Request
Write out the listing in full, matching it word for word.

Material for the task
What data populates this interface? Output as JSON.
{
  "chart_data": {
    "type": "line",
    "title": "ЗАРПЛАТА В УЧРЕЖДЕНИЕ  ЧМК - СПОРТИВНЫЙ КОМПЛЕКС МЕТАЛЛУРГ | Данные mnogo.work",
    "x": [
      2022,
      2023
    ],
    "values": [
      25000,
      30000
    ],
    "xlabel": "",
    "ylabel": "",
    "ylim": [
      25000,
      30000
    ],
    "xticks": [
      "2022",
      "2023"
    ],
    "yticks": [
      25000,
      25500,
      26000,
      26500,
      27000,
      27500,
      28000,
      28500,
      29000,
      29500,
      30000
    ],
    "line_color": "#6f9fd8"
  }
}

Task output
What data populates this interface? Output as JSON.
{
  "chart_data": {
    "type": "line",
    "title": "ЗАРПЛАТА В УЧРЕЖДЕНИЕ  ЧМК - СПОРТИВНЫЙ КОМПЛЕКС МЕТАЛЛУРГ | Данные mnogo.work",
    "x": [
      2022,
      2023
    ],
    "values": [
      25000,
      30000
    ],
    "xlabel": "",
    "ylabel": "",
    "ylim": [
      25000,
      30000
    ],
    "xticks": [
      "2022",
      "2023"
    ],
    "yticks": [
      25000,
      25500,
      26000,
      26500,
      27000,
      27500,
      28000,
      28500,
      29000,
      29500,
      30000
    ],
    "line_color": "#6f9fd8"
  }
}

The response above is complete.